WRITTEN REQUEST: Take the line that contains "What data populates" as the first and the last line of the material as the final one; set down exactly the lines in that span.

PROVIDED INFORMATION:
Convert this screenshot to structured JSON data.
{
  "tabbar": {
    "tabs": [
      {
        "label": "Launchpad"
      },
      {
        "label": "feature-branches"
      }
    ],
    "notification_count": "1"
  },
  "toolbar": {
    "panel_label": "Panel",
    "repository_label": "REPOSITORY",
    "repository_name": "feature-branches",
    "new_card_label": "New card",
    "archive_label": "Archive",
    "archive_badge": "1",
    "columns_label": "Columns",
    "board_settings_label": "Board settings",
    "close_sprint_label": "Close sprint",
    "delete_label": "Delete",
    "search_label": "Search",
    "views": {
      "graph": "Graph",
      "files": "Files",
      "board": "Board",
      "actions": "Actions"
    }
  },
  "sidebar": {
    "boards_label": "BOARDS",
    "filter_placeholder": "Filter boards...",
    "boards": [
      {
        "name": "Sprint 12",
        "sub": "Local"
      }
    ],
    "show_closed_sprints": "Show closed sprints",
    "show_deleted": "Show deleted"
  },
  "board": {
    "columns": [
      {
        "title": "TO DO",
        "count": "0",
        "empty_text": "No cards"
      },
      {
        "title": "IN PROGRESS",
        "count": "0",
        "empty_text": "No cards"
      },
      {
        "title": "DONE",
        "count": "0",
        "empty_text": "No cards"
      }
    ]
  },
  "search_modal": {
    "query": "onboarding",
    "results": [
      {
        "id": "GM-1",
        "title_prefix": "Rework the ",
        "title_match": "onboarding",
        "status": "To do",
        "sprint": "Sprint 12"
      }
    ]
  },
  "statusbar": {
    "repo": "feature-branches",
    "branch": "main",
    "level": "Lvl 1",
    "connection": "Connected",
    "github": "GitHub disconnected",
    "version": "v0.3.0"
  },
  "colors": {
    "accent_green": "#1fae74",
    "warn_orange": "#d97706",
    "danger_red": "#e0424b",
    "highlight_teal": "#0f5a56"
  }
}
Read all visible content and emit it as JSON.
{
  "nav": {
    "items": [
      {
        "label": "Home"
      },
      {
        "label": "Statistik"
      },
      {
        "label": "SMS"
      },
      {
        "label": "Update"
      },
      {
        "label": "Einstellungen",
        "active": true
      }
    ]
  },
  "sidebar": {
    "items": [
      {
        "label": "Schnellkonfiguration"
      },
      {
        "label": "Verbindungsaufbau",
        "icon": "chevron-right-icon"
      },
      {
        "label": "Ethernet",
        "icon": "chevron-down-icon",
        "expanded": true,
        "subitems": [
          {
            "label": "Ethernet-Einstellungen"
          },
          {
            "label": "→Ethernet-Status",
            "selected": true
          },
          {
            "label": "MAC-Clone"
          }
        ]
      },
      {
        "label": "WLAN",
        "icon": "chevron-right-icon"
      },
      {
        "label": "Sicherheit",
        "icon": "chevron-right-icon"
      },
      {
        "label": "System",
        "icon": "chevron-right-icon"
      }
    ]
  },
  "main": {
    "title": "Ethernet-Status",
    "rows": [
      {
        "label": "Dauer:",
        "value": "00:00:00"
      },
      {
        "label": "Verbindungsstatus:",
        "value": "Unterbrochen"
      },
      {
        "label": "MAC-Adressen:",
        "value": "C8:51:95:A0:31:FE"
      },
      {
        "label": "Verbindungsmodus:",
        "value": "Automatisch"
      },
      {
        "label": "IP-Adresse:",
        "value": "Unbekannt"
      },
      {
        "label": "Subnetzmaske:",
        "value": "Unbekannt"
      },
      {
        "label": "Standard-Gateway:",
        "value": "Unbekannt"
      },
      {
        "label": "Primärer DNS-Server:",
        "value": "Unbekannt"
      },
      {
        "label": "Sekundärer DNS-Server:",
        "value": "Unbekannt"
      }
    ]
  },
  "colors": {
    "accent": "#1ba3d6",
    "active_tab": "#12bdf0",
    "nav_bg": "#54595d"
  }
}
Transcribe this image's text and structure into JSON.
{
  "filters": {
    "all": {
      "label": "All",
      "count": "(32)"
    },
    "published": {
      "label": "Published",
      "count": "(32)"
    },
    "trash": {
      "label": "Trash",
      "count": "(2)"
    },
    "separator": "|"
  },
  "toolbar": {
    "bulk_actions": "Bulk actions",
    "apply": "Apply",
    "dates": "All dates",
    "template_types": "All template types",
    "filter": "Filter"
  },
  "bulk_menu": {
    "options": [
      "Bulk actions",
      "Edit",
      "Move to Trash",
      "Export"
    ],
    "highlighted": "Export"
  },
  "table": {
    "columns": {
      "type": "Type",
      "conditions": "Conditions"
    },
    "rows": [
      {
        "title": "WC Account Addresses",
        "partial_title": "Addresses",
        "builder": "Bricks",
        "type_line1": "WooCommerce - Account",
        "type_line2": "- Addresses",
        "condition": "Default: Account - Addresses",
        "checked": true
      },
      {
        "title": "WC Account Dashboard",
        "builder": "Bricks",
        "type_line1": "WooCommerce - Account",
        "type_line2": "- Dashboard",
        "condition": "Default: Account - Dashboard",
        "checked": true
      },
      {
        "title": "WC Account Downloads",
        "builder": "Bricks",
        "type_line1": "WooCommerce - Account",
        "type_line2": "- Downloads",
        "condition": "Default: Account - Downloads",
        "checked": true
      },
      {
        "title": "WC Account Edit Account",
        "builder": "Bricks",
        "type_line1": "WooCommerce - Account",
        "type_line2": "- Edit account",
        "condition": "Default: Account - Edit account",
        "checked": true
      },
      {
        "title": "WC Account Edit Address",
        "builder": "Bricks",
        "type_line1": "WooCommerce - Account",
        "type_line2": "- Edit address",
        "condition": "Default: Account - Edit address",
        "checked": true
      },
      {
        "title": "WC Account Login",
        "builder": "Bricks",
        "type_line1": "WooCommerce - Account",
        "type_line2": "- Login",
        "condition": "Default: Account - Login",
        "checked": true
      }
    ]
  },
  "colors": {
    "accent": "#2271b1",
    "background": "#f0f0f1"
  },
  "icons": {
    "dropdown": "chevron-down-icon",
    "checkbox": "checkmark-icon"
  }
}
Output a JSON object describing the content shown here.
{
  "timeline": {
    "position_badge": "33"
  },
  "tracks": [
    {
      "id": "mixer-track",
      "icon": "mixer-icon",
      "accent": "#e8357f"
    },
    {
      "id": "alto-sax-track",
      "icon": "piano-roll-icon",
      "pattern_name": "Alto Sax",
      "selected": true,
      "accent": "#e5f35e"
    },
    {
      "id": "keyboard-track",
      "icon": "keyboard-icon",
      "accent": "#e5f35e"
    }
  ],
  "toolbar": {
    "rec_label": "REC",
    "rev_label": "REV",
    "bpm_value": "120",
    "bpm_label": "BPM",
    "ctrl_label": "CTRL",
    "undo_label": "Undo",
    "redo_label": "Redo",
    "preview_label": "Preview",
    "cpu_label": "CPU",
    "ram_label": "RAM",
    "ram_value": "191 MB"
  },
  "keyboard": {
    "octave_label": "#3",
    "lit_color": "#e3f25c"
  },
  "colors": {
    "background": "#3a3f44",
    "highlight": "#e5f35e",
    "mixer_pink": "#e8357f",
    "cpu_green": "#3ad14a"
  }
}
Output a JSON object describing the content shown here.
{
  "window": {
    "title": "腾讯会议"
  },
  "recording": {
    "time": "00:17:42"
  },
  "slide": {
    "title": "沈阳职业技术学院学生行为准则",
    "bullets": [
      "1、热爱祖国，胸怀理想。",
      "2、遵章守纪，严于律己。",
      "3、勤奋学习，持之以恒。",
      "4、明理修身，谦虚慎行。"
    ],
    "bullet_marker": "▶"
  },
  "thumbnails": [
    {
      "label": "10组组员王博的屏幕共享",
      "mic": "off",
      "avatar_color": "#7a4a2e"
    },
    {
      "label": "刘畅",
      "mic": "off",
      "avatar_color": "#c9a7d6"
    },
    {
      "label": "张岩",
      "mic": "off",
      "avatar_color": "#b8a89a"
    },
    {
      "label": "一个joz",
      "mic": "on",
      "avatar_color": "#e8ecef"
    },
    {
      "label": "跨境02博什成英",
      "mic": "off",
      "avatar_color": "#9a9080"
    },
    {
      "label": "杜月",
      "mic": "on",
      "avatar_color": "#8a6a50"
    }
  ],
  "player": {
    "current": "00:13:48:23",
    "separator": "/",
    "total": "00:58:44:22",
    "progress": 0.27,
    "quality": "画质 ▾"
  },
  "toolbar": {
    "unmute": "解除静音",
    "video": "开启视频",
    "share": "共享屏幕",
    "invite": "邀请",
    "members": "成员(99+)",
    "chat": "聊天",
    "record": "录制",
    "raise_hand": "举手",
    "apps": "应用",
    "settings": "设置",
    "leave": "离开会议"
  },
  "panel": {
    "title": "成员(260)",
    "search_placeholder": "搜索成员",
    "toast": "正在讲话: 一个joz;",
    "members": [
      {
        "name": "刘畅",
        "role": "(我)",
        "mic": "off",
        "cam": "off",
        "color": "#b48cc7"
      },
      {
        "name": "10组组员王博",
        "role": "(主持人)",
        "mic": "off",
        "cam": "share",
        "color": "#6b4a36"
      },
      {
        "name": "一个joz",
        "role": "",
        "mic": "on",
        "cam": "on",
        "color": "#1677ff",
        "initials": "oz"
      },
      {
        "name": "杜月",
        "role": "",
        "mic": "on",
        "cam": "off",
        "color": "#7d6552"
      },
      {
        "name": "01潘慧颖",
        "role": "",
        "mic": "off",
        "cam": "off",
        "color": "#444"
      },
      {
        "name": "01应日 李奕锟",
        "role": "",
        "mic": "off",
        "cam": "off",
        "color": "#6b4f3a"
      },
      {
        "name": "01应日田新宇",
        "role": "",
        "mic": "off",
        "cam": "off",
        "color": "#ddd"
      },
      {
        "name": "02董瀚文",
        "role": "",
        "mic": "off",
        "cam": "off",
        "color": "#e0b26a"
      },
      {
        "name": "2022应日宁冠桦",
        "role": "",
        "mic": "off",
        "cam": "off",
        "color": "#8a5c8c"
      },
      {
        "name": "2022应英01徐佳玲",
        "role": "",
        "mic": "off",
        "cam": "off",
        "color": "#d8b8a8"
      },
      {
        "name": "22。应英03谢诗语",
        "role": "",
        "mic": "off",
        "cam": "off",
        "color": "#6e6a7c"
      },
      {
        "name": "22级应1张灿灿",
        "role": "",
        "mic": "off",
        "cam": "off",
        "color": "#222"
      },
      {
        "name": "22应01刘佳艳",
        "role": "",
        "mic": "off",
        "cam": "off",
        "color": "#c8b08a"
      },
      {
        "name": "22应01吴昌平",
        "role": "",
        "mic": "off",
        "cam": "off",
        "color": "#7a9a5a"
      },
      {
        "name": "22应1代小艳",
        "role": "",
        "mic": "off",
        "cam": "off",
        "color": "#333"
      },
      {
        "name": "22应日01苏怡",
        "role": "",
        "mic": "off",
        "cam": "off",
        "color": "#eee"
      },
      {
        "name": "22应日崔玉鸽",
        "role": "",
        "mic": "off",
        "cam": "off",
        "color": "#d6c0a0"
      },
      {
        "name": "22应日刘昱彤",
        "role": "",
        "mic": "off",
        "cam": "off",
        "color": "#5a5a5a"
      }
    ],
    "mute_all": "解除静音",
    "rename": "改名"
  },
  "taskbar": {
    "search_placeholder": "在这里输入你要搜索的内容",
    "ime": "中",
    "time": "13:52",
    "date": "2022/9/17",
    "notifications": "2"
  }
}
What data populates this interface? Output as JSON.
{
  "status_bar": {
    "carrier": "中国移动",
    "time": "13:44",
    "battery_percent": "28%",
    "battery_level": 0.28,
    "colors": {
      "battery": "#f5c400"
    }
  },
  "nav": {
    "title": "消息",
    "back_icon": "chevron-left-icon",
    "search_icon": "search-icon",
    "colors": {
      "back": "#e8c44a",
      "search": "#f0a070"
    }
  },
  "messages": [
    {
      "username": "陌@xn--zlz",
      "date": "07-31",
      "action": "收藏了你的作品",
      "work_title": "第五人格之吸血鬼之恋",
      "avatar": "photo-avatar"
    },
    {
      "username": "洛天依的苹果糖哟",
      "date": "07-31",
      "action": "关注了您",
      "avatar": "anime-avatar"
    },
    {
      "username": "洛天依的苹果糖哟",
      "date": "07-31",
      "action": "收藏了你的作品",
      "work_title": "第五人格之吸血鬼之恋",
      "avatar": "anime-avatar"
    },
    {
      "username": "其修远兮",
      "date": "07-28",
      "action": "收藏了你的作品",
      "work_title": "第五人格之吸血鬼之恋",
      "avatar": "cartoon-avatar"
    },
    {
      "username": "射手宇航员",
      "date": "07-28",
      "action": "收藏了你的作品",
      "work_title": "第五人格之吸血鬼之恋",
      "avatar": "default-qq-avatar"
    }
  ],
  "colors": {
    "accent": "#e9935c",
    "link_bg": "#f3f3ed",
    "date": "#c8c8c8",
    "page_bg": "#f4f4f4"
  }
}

TASK RESULT:
What data populates this interface? Output as JSON.
{
  "status_bar": {
    "carrier": "中国移动",
    "time": "13:44",
    "battery_percent": "28%",
    "battery_level": 0.28,
    "colors": {
      "battery": "#f5c400"
    }
  },
  "nav": {
    "title": "消息",
    "back_icon": "chevron-left-icon",
    "search_icon": "search-icon",
    "colors": {
      "back": "#e8c44a",
      "search": "#f0a070"
    }
  },
  "messages": [
    {
      "username": "陌@xn--zlz",
      "date": "07-31",
      "action": "收藏了你的作品",
      "work_title": "第五人格之吸血鬼之恋",
      "avatar": "photo-avatar"
    },
    {
      "username": "洛天依的苹果糖哟",
      "date": "07-31",
      "action": "关注了您",
      "avatar": "anime-avatar"
    },
    {
      "username": "洛天依的苹果糖哟",
      "date": "07-31",
      "action": "收藏了你的作品",
      "work_title": "第五人格之吸血鬼之恋",
      "avatar": "anime-avatar"
    },
    {
      "username": "其修远兮",
      "date": "07-28",
      "action": "收藏了你的作品",
      "work_title": "第五人格之吸血鬼之恋",
      "avatar": "cartoon-avatar"
    },
    {
      "username": "射手宇航员",
      "date": "07-28",
      "action": "收藏了你的作品",
      "work_title": "第五人格之吸血鬼之恋",
      "avatar": "default-qq-avatar"
    }
  ],
  "colors": {
    "accent": "#e9935c",
    "link_bg": "#f3f3ed",
    "date": "#c8c8c8",
    "page_bg": "#f4f4f4"
  }
}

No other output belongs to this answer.